> [과제]:
아래 기록에서 “volume-bar (442, 1819, 445, 1839)” 항목이 있는 줄부터 “ask-row[interactable]: 卖6 8.11” 항목이 있는 줄까지, 양 끝 줄을 포함해 한 글자도 바꾸지 말고 그대로 옮겨 적으세요.

> [제공된 기록]:
____________

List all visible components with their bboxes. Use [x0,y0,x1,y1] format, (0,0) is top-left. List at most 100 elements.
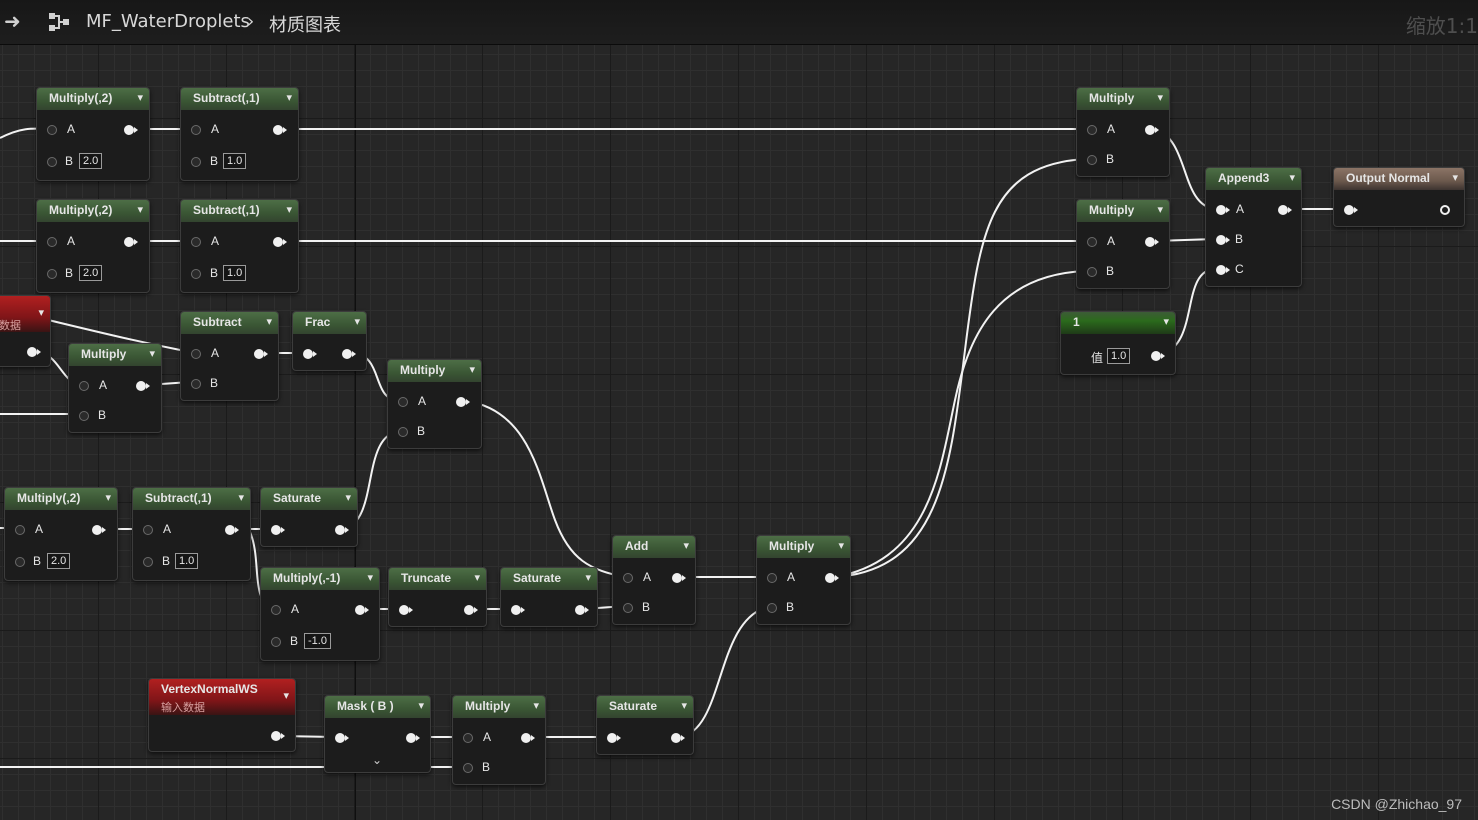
input-pin[interactable] [607,733,621,743]
input-pin-b[interactable] [398,427,408,437]
output-pin[interactable] [273,237,287,247]
value-field[interactable]: 1.0 [1107,348,1131,364]
chevron-down-icon[interactable]: ▾ [149,347,155,360]
chevron-down-icon[interactable]: ▾ [38,306,44,319]
output-pin[interactable] [672,573,686,583]
output-pin[interactable] [464,605,478,615]
input-pin-b[interactable] [143,557,153,567]
node-multiply-row3[interactable]: Multiply ▾ A B [68,343,162,433]
node-saturate-mid[interactable]: Saturate ▾ [500,567,598,627]
output-pin[interactable] [1151,351,1165,361]
chevron-down-icon[interactable]: ▾ [354,315,360,328]
chevron-down-icon[interactable]: ▾ [286,91,292,104]
output-pin[interactable] [342,349,356,359]
node-multiply-2-top[interactable]: Multiply(,2) ▾ A B 2.0 [36,87,150,181]
output-pin[interactable] [271,731,285,741]
value-field[interactable]: 2.0 [79,153,103,169]
node-truncate[interactable]: Truncate ▾ [388,567,487,627]
node-multiply-lower[interactable]: Multiply ▾ A B [756,535,851,625]
chevron-down-icon[interactable]: ▾ [286,203,292,216]
input-pin-a[interactable] [47,125,57,135]
input-pin-a[interactable] [398,397,408,407]
node-multiply-center[interactable]: Multiply ▾ A B [387,359,482,449]
chevron-down-icon[interactable]: ▾ [1157,91,1163,104]
output-pin[interactable] [1145,125,1159,135]
chevron-down-icon[interactable]: ▾ [838,539,844,552]
input-pin-b[interactable] [47,269,57,279]
output-pin[interactable] [1145,237,1159,247]
input-pin[interactable] [303,349,317,359]
chevron-down-icon[interactable]: ▾ [1163,315,1169,328]
output-pin[interactable] [406,733,420,743]
input-pin-a[interactable] [1087,237,1097,247]
chevron-down-icon[interactable]: ▾ [238,491,244,504]
output-pin[interactable] [335,525,349,535]
value-field[interactable]: -1.0 [304,633,331,649]
input-pin-a[interactable] [15,525,25,535]
input-pin[interactable] [1344,205,1358,215]
output-pin[interactable] [456,397,470,407]
output-pin[interactable] [273,125,287,135]
input-pin-a[interactable] [79,381,89,391]
chevron-down-icon[interactable]: ▾ [469,363,475,376]
input-pin[interactable] [271,525,285,535]
input-pin-b[interactable] [15,557,25,567]
output-pin[interactable] [124,125,138,135]
chevron-down-icon[interactable]: ▾ [1289,171,1295,184]
input-pin-a[interactable] [1087,125,1097,135]
input-pin-c[interactable] [1216,265,1230,275]
node-multiply-neg1[interactable]: Multiply(,-1) ▾ A B -1.0 [260,567,380,661]
input-pin-a[interactable] [463,733,473,743]
chevron-down-icon[interactable]: ▾ [137,91,143,104]
input-pin-a[interactable] [623,573,633,583]
input-pin-b[interactable] [47,157,57,167]
node-constant-1[interactable]: 1 ▾ 值 1.0 [1060,311,1176,375]
output-pin[interactable] [355,605,369,615]
node-subtract[interactable]: Subtract ▾ A B [180,311,279,401]
breadcrumb-asset[interactable]: MF_WaterDroplets [86,11,250,32]
output-pin[interactable] [1440,205,1450,215]
input-pin[interactable] [399,605,413,615]
back-arrow-icon[interactable]: ➜ [4,9,21,33]
input-pin-b[interactable] [79,411,89,421]
input-pin-a[interactable] [143,525,153,535]
input-pin-a[interactable] [1216,205,1230,215]
chevron-down-icon[interactable]: ▾ [137,203,143,216]
value-field[interactable]: 1.0 [223,153,247,169]
chevron-down-icon[interactable]: ▾ [1157,203,1163,216]
chevron-down-icon[interactable]: ▾ [283,689,289,702]
chevron-down-icon[interactable]: ▾ [266,315,272,328]
input-pin-b[interactable] [191,157,201,167]
chevron-down-icon[interactable]: ▾ [367,571,373,584]
node-multiply-bottom[interactable]: Multiply ▾ A B [452,695,546,785]
input-pin-a[interactable] [191,349,201,359]
input-pin-b[interactable] [191,269,201,279]
node-output-normal[interactable]: Output Normal ▾ [1333,167,1465,227]
node-saturate-bottom[interactable]: Saturate ▾ [596,695,694,755]
node-multiply-right-top[interactable]: Multiply ▾ A B [1076,87,1170,177]
input-pin-b[interactable] [1087,267,1097,277]
input-pin-b[interactable] [1087,155,1097,165]
input-pin-a[interactable] [191,125,201,135]
chevron-down-icon[interactable]: ▾ [683,539,689,552]
value-field[interactable]: 2.0 [79,265,103,281]
node-saturate-left[interactable]: Saturate ▾ [260,487,358,547]
output-pin[interactable] [124,237,138,247]
input-pin-a[interactable] [767,573,777,583]
value-field[interactable]: 2.0 [47,553,71,569]
chevron-down-icon[interactable]: ▾ [585,571,591,584]
node-subtract-1-bottom[interactable]: Subtract(,1) ▾ A B 1.0 [132,487,251,581]
node-frac[interactable]: Frac ▾ [292,311,367,371]
node-input-data-partial[interactable]: 数据 ▾ [0,295,51,367]
input-pin[interactable] [511,605,525,615]
chevron-down-icon[interactable]: ▾ [418,699,424,712]
input-pin-a[interactable] [271,605,281,615]
output-pin[interactable] [254,349,268,359]
chevron-down-icon[interactable]: ▾ [105,491,111,504]
node-vertex-normal-ws[interactable]: VertexNormalWS 输入数据 ▾ [148,678,296,752]
node-multiply-right-mid[interactable]: Multiply ▾ A B [1076,199,1170,289]
input-pin-b[interactable] [1216,235,1230,245]
input-pin-b[interactable] [767,603,777,613]
node-subtract-1-mid[interactable]: Subtract(,1) ▾ A B 1.0 [180,199,299,293]
chevron-down-icon[interactable]: ▾ [681,699,687,712]
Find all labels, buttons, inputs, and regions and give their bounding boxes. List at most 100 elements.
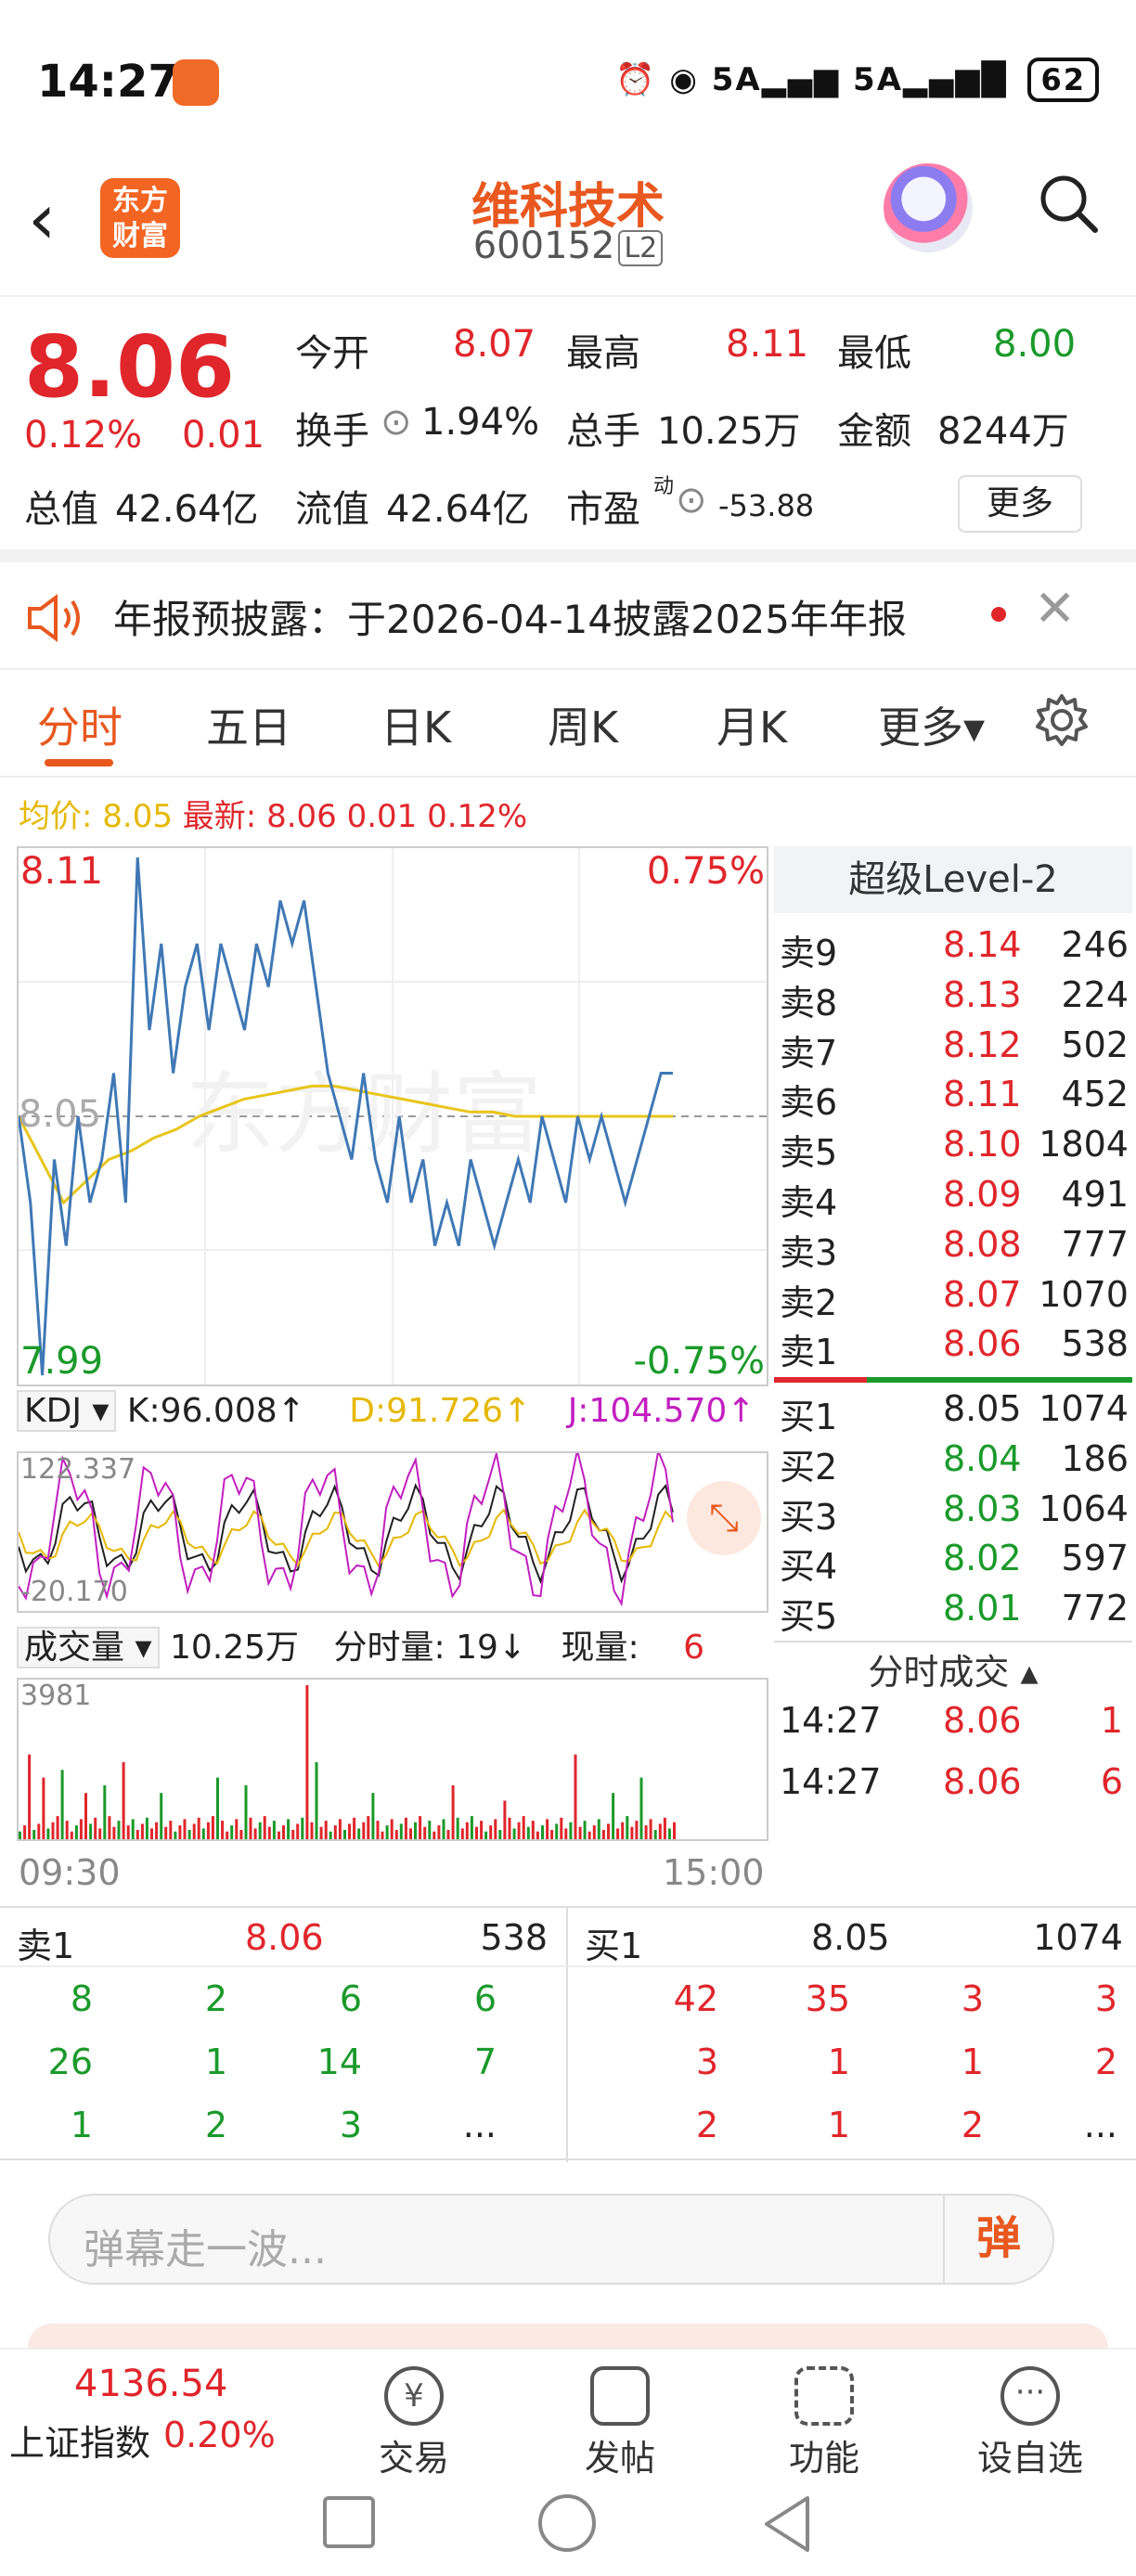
volume-bar (442, 1819, 445, 1839)
ask-row[interactable]: 卖9 8.14 246 (780, 924, 1129, 974)
volume-bar (541, 1825, 544, 1839)
tab-weekly-k[interactable]: 周K (548, 694, 618, 755)
kdj-axis-top: 122.337 (20, 1453, 136, 1486)
search-icon[interactable] (1036, 171, 1101, 236)
volume-bar (484, 1831, 488, 1839)
volume-bar (192, 1823, 196, 1839)
y-axis-bottom: 7.99 (20, 1340, 104, 1383)
tab-monthly-k[interactable]: 月K (716, 694, 787, 755)
ask-row[interactable]: 卖1 8.06 538 (780, 1323, 1129, 1373)
tab-daily-k[interactable]: 日K (381, 694, 451, 755)
volume-bar (258, 1822, 262, 1839)
volume-chart[interactable]: 3981 (17, 1678, 768, 1841)
volume-bar (42, 1777, 45, 1839)
nav-functions[interactable]: 功能 (750, 2359, 898, 2480)
danmu-input[interactable]: 弹幕走一波... 弹 (48, 2194, 1054, 2285)
volume-bar (503, 1800, 507, 1839)
volume-bar (211, 1816, 214, 1839)
ask-row[interactable]: 卖4 8.09 491 (780, 1174, 1129, 1224)
recent-apps-icon[interactable] (323, 2496, 375, 2548)
bid-row[interactable]: 买4 8.02 597 (780, 1538, 1129, 1588)
volume-bar (164, 1826, 168, 1839)
float-cap-value: 42.64亿 (386, 488, 530, 531)
sell-queue-cell: 2 (204, 2105, 227, 2145)
bid-ask-divider (774, 1377, 1132, 1383)
open-label: 今开 (295, 332, 369, 375)
ask-row[interactable]: 卖6 8.11 452 (780, 1074, 1129, 1124)
index-value[interactable]: 4136.54 (74, 2363, 227, 2405)
buy-queue-cell: 3 (961, 1978, 984, 2019)
danmu-placeholder: 弹幕走一波... (84, 2226, 327, 2273)
index-name[interactable]: 上证指数 (9, 2415, 150, 2466)
ask-label: 卖5 (780, 1132, 838, 1174)
volume-bar (357, 1828, 361, 1839)
ask-row[interactable]: 卖3 8.08 777 (780, 1224, 1129, 1274)
ask-row[interactable]: 卖5 8.10 1804 (780, 1124, 1129, 1174)
back-nav-icon[interactable] (759, 2494, 815, 2554)
ask-price: 8.06 (943, 1323, 1022, 1365)
volume-bar (333, 1825, 337, 1839)
volume-bar (409, 1828, 412, 1839)
tab-intraday[interactable]: 分时 (37, 694, 123, 755)
volume-bar (639, 1777, 643, 1839)
bid-row[interactable]: 买1 8.05 1074 (780, 1388, 1129, 1438)
bid-price: 8.00 (943, 1638, 1022, 1639)
volume-axis-max: 3981 (20, 1680, 92, 1712)
volume-selector[interactable]: 成交量 ▾ (17, 1627, 160, 1668)
kdj-chart[interactable]: 122.337 -20.170 ⤡ (17, 1451, 768, 1613)
tick-row: 14:27 8.06 1 (780, 1700, 1129, 1750)
volume-bar (607, 1823, 610, 1839)
volume-bar (522, 1816, 525, 1839)
nav-trade[interactable]: ¥ 交易 (340, 2359, 488, 2480)
volume-bar (597, 1819, 600, 1839)
settings-gear-icon[interactable] (1034, 692, 1090, 748)
close-notice-button[interactable]: ✕ (1034, 579, 1076, 638)
bid-row[interactable]: 买6 8.00 1172 (780, 1638, 1129, 1639)
volume-bar (587, 1831, 591, 1839)
intraday-chart[interactable]: 东方财富 8.11 8.05 7.99 0.75% -0.75% (17, 846, 768, 1386)
order-depth-grid[interactable]: 卖1 8.06 538 买1 8.05 1074 8 2 6 6 26 1 14 7 1 2 3..… (0, 1906, 1136, 2162)
ask-label: 卖9 (780, 933, 838, 973)
nav-post[interactable]: 发帖 (546, 2359, 694, 2480)
volume-bar (183, 1819, 187, 1839)
tab-more[interactable]: 更多▾ (878, 694, 985, 755)
volume-bar (94, 1817, 97, 1839)
pe-info-icon[interactable]: ⊙ (676, 479, 707, 522)
assistant-robot-icon[interactable] (884, 163, 973, 252)
volume-bar (658, 1823, 662, 1839)
volume-bar (663, 1817, 666, 1839)
open-value: 8.07 (453, 323, 536, 366)
depth-divider (566, 1908, 568, 2162)
home-icon[interactable] (538, 2494, 596, 2552)
ask-volume: 502 (1061, 1024, 1129, 1065)
volume-bar (46, 1828, 50, 1839)
volume-bar (390, 1819, 394, 1839)
volume-bar (526, 1826, 530, 1839)
depth-sell-price: 8.06 (245, 1917, 324, 1958)
volume-bar (564, 1828, 568, 1839)
ask-label: 卖1 (780, 1332, 838, 1373)
buy-queue-cell: 2 (695, 2105, 718, 2145)
info-icon[interactable]: ⊙ (381, 401, 412, 444)
volume-bar (560, 1817, 563, 1839)
tab-five-day[interactable]: 五日 (206, 694, 291, 755)
bid-row[interactable]: 买2 8.04 186 (780, 1438, 1129, 1488)
ask-row[interactable]: 卖8 8.13 224 (780, 974, 1129, 1024)
volume-bar (19, 1831, 21, 1839)
bid-row[interactable]: 买5 8.01 772 (780, 1588, 1129, 1638)
kdj-k: K:96.008↑ (126, 1392, 305, 1430)
ask-row[interactable]: 卖2 8.07 1070 (780, 1274, 1129, 1324)
bid-row[interactable]: 买3 8.03 1064 (780, 1488, 1129, 1539)
danmu-button[interactable]: 弹 (943, 2194, 1052, 2285)
notice-bar[interactable]: 年报预披露：于2026-04-14披露2025年年报 ✕ (0, 549, 1136, 670)
volume-bar (263, 1816, 266, 1839)
volume-bar (282, 1825, 285, 1839)
more-quote-button[interactable]: 更多 (958, 475, 1082, 533)
expand-icon[interactable]: ⤡ (687, 1481, 761, 1555)
ask-row[interactable]: 卖7 8.12 502 (780, 1024, 1129, 1075)
nav-add-watchlist[interactable]: ··· 设自选 (956, 2359, 1104, 2480)
kdj-selector[interactable]: KDJ ▾ (17, 1390, 117, 1432)
volume-bar (272, 1821, 276, 1839)
bottom-banner-edge (28, 2324, 1108, 2348)
level2-title[interactable]: 超级Level-2 (774, 846, 1132, 913)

____________

> [풀이]:
volume-bar (442, 1819, 445, 1839)
ask-row[interactable]: 卖9 8.14 246 (780, 924, 1129, 974)
volume-bar (541, 1825, 544, 1839)
tab-weekly-k[interactable]: 周K (548, 694, 618, 755)
kdj-axis-top: 122.337 (20, 1453, 136, 1486)
search-icon[interactable] (1036, 171, 1101, 236)
volume-bar (484, 1831, 488, 1839)
volume-bar (192, 1823, 196, 1839)
y-axis-bottom: 7.99 (20, 1340, 104, 1383)
tab-monthly-k[interactable]: 月K (716, 694, 787, 755)
ask-row[interactable]: 卖1 8.06 538 (780, 1323, 1129, 1373)
tab-daily-k[interactable]: 日K (381, 694, 451, 755)
volume-bar (258, 1822, 262, 1839)
volume-chart[interactable]: 3981 (17, 1678, 768, 1841)
volume-bar (42, 1777, 45, 1839)
nav-functions[interactable]: 功能 (750, 2359, 898, 2480)
danmu-input[interactable]: 弹幕走一波... 弹 (48, 2194, 1054, 2285)
volume-bar (503, 1800, 507, 1839)
volume-bar (211, 1816, 214, 1839)
ask-row[interactable]: 卖4 8.09 491 (780, 1174, 1129, 1224)
recent-apps-icon[interactable] (323, 2496, 375, 2548)
bid-row[interactable]: 买4 8.02 597 (780, 1538, 1129, 1588)
volume-bar (164, 1826, 168, 1839)
float-cap-value: 42.64亿 (386, 488, 530, 531)
sell-queue-cell: 2 (204, 2105, 227, 2145)
bid-ask-divider (774, 1377, 1132, 1383)
open-label: 今开 (295, 332, 369, 375)
ask-row[interactable]: 卖6 8.11 452 (780, 1074, 1129, 1124)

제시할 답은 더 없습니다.